(Element and region data)
• • • • •

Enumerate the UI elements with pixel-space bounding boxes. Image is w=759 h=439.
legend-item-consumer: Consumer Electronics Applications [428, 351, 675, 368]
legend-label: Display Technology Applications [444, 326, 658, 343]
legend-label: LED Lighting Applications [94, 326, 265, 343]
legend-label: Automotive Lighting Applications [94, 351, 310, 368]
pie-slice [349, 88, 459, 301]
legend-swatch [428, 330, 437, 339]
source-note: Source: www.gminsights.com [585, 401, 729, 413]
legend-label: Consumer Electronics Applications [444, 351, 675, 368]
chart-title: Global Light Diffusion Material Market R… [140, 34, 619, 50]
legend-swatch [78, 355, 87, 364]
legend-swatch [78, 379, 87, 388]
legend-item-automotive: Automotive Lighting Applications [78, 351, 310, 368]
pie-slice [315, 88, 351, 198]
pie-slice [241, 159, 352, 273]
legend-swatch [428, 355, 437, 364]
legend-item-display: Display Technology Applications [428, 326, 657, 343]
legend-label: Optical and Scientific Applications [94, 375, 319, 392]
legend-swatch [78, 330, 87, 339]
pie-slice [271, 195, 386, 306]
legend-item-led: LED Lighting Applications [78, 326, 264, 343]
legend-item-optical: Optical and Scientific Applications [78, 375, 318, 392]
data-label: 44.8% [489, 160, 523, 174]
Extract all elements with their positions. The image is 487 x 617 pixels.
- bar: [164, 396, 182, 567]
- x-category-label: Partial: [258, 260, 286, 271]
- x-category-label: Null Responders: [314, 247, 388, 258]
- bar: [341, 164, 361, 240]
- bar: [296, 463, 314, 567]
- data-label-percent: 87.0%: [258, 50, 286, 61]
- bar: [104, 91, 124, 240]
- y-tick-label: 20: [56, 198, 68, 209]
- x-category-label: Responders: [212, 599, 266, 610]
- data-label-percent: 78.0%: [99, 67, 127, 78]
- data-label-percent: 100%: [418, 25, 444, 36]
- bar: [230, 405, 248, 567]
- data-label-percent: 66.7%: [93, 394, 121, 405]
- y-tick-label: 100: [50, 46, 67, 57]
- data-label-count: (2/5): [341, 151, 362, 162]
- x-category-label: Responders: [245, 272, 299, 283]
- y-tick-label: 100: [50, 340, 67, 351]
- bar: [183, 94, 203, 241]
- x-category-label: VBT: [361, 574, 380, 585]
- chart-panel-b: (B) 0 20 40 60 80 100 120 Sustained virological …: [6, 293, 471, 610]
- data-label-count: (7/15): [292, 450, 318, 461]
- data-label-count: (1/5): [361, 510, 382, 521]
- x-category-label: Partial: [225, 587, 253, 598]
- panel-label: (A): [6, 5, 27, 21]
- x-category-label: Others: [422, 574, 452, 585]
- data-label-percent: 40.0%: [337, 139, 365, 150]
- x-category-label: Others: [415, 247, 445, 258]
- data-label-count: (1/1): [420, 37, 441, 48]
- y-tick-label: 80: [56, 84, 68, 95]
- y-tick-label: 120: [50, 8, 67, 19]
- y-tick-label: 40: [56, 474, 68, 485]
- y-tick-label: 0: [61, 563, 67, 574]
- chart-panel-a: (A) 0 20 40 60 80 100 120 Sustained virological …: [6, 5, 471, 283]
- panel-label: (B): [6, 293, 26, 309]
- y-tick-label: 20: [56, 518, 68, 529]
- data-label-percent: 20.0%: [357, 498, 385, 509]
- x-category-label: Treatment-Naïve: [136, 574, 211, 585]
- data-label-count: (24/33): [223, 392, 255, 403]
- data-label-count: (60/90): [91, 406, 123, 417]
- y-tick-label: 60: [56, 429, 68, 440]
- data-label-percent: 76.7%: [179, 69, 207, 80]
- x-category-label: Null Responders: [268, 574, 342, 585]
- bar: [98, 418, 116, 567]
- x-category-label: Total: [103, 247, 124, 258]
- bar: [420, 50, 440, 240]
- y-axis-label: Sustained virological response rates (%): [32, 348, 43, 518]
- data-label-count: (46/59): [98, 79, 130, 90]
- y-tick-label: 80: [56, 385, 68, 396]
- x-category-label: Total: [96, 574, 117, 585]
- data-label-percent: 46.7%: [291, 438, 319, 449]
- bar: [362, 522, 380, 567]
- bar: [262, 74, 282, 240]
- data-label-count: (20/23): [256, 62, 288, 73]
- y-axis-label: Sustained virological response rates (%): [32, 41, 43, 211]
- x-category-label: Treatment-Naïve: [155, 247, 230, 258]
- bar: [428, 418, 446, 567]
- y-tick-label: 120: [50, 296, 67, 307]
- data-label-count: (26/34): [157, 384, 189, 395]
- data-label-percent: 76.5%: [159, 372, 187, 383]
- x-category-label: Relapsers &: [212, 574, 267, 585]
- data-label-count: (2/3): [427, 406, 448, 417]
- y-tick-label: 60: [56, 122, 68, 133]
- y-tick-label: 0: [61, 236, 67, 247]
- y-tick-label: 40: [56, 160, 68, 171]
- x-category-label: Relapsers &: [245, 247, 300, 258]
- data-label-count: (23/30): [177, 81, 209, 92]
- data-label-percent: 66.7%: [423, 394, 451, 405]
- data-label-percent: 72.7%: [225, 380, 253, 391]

• • • • •

■ EXERCISE DIRECTIONS ■
Starting with the first line of the rows and ending with the line that contains "legend-label: LED Lighting", output those lines as a numbered list, leaving out any blank lines.

■ THE OUTPUT ■
1. Enumerate the UI elements with pixel-space bounding boxes. Image is w=759 h=439.
2. legend-item-consumer: Consumer Electronics Applications [428, 351, 675, 368]
3. legend-label: Display Technology Applications [444, 326, 658, 343]
4. legend-label: LED Lighting Applications [94, 326, 265, 343]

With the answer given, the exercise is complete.